╭─ PROVIDED DATA

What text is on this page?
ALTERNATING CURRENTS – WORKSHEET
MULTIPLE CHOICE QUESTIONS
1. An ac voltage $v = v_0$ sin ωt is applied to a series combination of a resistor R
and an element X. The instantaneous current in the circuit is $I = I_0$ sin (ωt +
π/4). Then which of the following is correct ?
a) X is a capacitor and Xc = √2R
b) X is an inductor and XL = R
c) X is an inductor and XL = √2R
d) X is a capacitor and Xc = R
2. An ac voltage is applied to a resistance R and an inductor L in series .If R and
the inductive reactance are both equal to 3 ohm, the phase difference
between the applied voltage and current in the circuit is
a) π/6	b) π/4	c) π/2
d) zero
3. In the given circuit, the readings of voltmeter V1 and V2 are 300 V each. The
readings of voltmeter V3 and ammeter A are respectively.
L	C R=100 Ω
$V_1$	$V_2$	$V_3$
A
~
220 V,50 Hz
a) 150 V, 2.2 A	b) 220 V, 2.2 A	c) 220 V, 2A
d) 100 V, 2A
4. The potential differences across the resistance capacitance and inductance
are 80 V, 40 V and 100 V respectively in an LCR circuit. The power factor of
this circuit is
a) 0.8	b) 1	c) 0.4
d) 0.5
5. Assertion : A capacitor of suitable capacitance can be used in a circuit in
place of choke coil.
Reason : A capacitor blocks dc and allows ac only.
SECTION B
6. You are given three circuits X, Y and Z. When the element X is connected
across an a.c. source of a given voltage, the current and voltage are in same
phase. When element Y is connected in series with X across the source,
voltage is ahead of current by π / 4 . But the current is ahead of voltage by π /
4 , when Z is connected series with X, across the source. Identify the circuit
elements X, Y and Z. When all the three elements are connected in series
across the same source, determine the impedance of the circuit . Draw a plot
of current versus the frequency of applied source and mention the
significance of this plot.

╰─

Take every line containing the word "source" and copy it.

across an a.c. source of a given voltage, the current and voltage are in same
phase. When element Y is connected in series with X across the source,
4 , when Z is connected series with X, across the source. Identify the circuit
across the same source, determine the impedance of the circuit . Draw a plot
of current versus the frequency of applied source and mention the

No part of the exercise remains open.